What is being asked: Copy out each line of the listing that has the word "أفريدون" in it.

● ● ● ● ● ● ●

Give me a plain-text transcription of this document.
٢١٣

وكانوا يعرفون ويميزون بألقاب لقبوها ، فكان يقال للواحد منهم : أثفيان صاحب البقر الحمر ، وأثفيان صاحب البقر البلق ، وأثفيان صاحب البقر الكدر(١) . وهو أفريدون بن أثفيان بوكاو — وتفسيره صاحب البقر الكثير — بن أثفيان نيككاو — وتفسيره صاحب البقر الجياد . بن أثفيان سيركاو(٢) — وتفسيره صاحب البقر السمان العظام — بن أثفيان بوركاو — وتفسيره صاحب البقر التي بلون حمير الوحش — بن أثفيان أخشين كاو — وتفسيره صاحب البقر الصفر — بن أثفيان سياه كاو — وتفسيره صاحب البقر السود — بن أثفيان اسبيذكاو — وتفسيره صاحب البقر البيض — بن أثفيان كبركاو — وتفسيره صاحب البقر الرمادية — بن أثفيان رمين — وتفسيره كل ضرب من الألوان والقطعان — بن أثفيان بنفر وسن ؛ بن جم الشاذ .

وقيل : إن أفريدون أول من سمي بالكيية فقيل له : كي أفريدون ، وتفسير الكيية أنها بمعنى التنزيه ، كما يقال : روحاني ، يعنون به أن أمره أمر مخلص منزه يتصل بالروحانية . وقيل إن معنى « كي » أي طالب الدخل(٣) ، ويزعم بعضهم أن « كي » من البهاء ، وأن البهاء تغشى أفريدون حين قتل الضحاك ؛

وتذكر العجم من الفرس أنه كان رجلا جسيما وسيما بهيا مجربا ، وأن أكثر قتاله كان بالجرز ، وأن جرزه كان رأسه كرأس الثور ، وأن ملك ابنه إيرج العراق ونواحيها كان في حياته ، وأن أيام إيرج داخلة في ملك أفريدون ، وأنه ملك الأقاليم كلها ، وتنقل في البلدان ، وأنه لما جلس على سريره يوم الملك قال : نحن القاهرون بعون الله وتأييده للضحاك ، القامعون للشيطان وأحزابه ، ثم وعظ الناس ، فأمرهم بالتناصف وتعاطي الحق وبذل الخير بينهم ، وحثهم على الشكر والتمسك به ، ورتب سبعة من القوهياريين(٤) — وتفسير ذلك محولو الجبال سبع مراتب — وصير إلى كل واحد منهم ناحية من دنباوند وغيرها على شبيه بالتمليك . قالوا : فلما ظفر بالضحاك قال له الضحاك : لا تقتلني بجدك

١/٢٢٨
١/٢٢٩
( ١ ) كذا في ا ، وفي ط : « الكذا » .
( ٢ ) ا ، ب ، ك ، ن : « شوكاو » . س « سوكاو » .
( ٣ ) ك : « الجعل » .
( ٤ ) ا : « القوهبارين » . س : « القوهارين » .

● ● ● ● ● ● ●

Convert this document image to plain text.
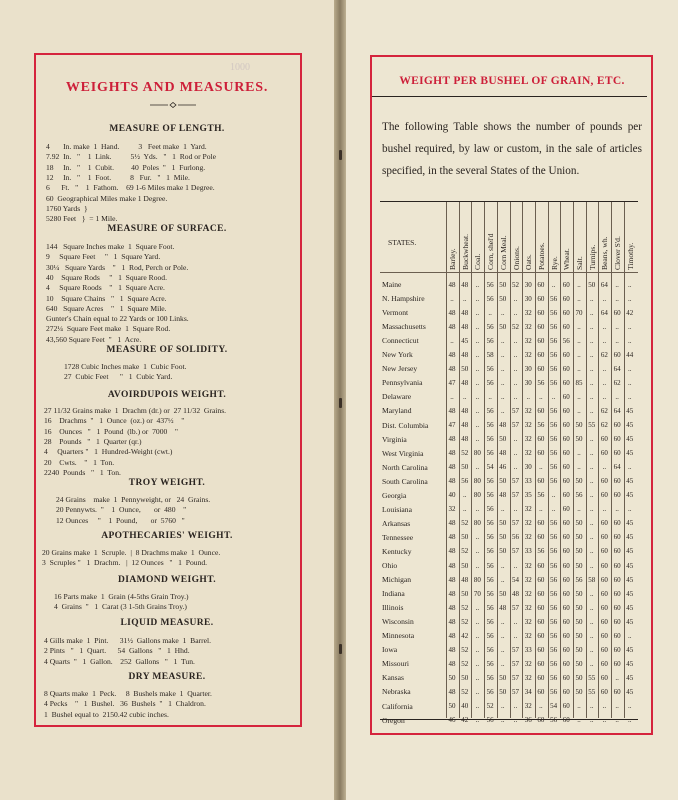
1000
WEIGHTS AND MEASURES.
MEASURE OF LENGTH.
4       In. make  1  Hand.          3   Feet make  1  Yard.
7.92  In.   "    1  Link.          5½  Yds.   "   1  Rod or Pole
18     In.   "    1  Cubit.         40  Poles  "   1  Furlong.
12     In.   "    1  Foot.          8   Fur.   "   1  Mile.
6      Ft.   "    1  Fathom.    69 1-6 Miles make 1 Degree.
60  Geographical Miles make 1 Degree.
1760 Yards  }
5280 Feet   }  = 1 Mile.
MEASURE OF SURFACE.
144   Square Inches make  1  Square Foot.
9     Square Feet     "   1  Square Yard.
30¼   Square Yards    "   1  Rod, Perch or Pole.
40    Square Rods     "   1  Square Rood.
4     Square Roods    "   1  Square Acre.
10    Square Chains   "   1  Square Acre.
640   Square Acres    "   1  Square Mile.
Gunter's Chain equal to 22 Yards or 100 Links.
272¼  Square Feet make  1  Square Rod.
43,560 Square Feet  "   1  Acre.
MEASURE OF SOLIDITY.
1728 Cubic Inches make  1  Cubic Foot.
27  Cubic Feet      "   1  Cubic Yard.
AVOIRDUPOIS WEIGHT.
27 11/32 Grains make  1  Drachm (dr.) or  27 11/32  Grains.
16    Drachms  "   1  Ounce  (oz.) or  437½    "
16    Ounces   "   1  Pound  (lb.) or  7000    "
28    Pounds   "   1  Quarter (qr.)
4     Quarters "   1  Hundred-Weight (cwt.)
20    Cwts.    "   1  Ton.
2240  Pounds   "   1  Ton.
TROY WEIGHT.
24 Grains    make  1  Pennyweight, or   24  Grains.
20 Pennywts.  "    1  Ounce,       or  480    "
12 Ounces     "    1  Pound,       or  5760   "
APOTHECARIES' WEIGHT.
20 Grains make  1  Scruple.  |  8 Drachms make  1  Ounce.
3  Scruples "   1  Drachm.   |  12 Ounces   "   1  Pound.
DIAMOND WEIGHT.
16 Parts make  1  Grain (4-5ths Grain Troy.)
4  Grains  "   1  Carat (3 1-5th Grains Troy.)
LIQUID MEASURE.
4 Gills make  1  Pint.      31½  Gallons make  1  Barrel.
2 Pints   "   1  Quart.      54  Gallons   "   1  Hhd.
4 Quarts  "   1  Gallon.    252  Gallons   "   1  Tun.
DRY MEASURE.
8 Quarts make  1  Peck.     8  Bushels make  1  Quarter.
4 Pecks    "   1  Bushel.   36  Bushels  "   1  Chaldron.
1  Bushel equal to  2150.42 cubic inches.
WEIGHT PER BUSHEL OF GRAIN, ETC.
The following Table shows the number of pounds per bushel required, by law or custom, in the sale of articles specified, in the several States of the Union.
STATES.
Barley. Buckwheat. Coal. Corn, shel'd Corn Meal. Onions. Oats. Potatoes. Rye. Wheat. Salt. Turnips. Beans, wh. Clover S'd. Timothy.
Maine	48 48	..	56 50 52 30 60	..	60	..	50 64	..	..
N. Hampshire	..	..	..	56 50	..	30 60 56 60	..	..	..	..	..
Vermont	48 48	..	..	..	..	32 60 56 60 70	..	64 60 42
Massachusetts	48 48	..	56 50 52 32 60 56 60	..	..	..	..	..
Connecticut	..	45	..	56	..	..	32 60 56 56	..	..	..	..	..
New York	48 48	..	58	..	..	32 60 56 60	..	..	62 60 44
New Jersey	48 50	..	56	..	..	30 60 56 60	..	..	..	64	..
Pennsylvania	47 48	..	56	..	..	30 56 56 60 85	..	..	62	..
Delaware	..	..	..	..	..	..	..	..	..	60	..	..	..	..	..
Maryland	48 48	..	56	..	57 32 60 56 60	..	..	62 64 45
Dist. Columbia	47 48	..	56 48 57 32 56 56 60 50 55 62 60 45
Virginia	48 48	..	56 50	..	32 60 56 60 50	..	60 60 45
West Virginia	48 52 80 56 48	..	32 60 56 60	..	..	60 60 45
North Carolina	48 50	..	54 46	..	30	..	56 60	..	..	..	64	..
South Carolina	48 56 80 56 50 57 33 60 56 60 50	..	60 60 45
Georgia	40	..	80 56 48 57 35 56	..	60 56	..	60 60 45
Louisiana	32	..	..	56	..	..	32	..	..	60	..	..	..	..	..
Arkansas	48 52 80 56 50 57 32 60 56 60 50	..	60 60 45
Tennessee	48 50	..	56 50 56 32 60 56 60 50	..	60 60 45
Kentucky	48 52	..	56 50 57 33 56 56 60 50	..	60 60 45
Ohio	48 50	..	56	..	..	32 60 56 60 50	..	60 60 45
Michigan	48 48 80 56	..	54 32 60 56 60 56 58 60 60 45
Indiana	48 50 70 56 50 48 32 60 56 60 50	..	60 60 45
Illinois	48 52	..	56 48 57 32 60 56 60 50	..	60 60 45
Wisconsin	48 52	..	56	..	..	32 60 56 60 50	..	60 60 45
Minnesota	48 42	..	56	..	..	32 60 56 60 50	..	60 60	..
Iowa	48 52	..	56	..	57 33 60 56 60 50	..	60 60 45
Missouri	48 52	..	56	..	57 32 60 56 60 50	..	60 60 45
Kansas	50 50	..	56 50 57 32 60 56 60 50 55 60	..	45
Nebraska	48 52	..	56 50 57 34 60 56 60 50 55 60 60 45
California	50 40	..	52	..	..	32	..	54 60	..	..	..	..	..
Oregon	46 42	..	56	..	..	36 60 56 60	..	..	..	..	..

● ● ● ● ● ● ●

Reply:
وكانوا يعرفون ويميزون بألقاب لقبوها ، فكان يقال للواحد منهم : أثفيان صاحب البقر الحمر ، وأثفيان صاحب البقر البلق ، وأثفيان صاحب البقر الكدر(١) . وهو أفريدون بن أثفيان بوكاو — وتفسيره صاحب البقر الكثير — بن أثفيان نيككاو — وتفسيره صاحب البقر الجياد . بن أثفيان سيركاو(٢) — وتفسيره صاحب البقر السمان العظام — بن أثفيان بوركاو — وتفسيره صاحب البقر التي بلون حمير الوحش — بن أثفيان أخشين كاو — وتفسيره صاحب البقر الصفر — بن أثفيان سياه كاو — وتفسيره صاحب البقر السود — بن أثفيان اسبيذكاو — وتفسيره صاحب البقر البيض — بن أثفيان كبركاو — وتفسيره صاحب البقر الرمادية — بن أثفيان رمين — وتفسيره كل ضرب من الألوان والقطعان — بن أثفيان بنفر وسن ؛ بن جم الشاذ .
وقيل : إن أفريدون أول من سمي بالكيية فقيل له : كي أفريدون ، وتفسير الكيية أنها بمعنى التنزيه ، كما يقال : روحاني ، يعنون به أن أمره أمر مخلص منزه يتصل بالروحانية . وقيل إن معنى « كي » أي طالب الدخل(٣) ، ويزعم بعضهم أن « كي » من البهاء ، وأن البهاء تغشى أفريدون حين قتل الضحاك ؛
وتذكر العجم من الفرس أنه كان رجلا جسيما وسيما بهيا مجربا ، وأن أكثر قتاله كان بالجرز ، وأن جرزه كان رأسه كرأس الثور ، وأن ملك ابنه إيرج العراق ونواحيها كان في حياته ، وأن أيام إيرج داخلة في ملك أفريدون ، وأنه ملك الأقاليم كلها ، وتنقل في البلدان ، وأنه لما جلس على سريره يوم الملك قال : نحن القاهرون بعون الله وتأييده للضحاك ، القامعون للشيطان وأحزابه ، ثم وعظ الناس ، فأمرهم بالتناصف وتعاطي الحق وبذل الخير بينهم ، وحثهم على الشكر والتمسك به ، ورتب سبعة من القوهياريين(٤) — وتفسير ذلك محولو الجبال سبع مراتب — وصير إلى كل واحد منهم ناحية من دنباوند وغيرها على شبيه بالتمليك . قالوا : فلما ظفر بالضحاك قال له الضحاك : لا تقتلني بجدك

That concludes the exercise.